#### [Instructions for the task]
Look below and pull out each line with the word "product".

● ● ● ● ●

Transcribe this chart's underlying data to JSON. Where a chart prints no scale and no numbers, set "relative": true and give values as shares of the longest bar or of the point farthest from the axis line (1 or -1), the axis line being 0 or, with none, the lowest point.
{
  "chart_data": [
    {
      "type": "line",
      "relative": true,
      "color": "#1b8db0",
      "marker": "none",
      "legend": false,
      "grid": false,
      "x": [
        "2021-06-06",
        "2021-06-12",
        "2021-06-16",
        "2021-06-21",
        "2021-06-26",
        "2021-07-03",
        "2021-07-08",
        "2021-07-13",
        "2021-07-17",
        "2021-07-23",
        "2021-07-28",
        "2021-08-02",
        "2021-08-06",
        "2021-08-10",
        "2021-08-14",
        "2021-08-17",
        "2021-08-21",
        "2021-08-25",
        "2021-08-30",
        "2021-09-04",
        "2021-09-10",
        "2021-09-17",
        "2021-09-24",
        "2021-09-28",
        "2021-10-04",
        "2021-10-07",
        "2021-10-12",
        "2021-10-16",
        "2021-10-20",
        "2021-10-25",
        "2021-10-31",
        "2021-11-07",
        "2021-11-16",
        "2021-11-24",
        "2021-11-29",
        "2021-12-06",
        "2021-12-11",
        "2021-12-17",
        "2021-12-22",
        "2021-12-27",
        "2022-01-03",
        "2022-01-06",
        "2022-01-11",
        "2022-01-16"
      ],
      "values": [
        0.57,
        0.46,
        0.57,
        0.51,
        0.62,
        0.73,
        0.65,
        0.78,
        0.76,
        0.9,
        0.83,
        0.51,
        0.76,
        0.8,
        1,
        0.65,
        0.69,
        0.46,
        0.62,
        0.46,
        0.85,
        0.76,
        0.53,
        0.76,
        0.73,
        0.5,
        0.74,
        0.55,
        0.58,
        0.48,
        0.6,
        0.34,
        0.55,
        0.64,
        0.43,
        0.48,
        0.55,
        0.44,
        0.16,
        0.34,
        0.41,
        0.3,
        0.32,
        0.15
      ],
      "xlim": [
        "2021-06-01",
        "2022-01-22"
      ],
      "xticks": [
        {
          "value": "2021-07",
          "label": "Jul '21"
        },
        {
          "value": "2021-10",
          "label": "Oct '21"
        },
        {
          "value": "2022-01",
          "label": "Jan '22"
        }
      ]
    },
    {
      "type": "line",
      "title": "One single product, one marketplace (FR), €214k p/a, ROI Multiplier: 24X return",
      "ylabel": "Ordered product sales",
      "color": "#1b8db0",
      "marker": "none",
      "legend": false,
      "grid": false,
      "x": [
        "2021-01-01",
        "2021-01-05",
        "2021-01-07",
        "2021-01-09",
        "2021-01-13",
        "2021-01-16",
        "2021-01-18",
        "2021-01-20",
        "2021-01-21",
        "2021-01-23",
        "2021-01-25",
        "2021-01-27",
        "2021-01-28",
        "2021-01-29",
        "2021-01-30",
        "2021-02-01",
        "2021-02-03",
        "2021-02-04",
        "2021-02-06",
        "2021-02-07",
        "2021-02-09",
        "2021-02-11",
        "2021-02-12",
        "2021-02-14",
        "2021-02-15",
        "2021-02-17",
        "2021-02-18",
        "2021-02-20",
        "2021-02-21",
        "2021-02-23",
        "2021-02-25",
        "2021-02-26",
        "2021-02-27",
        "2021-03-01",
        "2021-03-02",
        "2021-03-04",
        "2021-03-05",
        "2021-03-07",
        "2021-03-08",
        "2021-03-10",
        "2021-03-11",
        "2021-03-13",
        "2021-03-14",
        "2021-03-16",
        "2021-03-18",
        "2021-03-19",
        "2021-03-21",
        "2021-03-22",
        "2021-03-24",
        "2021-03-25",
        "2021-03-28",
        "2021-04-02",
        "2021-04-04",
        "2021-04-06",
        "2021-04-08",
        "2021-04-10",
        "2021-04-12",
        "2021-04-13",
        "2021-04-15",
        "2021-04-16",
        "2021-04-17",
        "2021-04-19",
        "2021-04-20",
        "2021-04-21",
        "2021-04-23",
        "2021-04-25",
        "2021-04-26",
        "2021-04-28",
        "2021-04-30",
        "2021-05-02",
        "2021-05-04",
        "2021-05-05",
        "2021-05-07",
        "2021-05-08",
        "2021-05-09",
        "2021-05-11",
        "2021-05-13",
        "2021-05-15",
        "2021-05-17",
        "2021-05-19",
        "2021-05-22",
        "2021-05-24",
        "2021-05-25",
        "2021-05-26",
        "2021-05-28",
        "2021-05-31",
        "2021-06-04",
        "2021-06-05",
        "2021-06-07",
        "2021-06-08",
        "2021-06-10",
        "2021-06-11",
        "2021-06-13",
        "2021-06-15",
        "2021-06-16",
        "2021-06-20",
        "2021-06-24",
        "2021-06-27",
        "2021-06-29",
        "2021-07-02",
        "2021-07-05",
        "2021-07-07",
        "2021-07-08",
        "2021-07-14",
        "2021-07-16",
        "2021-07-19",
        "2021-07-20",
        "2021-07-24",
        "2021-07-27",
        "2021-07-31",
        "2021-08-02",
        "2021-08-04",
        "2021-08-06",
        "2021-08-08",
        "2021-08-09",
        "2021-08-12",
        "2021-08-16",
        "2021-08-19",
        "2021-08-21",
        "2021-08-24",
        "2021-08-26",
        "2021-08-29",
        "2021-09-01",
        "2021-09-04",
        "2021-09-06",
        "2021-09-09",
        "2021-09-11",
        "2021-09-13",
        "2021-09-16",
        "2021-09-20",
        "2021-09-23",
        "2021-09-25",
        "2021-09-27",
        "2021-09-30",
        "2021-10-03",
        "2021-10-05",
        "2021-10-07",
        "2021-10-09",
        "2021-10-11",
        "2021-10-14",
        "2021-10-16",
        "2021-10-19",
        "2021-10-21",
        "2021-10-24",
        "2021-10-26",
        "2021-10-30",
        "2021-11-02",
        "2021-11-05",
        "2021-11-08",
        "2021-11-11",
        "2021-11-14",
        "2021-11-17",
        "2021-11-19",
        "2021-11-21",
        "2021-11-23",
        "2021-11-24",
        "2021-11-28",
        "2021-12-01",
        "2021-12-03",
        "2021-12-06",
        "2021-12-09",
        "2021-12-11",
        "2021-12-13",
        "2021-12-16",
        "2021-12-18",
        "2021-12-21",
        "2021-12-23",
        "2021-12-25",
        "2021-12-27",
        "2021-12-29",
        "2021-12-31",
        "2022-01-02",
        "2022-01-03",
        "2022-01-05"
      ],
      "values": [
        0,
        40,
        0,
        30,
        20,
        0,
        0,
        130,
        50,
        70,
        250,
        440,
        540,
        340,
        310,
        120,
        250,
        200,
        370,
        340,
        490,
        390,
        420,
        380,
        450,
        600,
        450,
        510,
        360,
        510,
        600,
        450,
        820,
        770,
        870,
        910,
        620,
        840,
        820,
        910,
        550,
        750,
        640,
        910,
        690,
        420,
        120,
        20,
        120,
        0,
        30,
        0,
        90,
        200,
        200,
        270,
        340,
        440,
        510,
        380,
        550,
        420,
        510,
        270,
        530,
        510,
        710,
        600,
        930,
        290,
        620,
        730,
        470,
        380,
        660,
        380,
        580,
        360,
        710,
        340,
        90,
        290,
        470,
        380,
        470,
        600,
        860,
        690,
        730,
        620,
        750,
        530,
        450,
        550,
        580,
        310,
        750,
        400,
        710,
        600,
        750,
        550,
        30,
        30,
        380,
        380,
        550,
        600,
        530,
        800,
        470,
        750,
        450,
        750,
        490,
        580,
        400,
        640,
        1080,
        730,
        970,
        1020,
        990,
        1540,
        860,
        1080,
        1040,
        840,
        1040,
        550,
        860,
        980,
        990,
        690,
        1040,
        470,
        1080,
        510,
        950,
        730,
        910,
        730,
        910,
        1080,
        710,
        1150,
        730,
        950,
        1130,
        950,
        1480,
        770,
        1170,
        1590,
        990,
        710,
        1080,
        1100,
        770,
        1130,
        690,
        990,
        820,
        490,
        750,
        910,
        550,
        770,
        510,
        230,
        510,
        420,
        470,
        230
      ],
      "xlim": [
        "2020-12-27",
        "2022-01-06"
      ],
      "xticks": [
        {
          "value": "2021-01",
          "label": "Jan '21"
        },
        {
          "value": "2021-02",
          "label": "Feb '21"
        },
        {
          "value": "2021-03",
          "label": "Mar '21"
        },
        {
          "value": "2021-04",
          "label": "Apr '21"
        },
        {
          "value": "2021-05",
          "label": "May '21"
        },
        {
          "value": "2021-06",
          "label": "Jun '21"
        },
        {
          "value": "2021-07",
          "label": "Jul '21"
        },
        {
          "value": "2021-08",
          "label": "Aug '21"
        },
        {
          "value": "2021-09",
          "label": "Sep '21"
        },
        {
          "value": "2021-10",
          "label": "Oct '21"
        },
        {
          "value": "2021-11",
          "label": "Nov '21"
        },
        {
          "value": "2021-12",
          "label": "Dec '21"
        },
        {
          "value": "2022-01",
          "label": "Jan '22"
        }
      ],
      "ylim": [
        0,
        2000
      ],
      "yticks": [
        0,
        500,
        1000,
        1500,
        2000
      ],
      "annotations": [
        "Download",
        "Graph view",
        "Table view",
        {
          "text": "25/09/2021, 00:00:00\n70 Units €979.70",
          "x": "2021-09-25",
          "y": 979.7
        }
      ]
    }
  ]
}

● ● ● ● ●

#### [Response to the task]
      "title": "One single product, one marketplace (FR), €214k p/a, ROI Multiplier: 24X return",
      "ylabel": "Ordered product sales",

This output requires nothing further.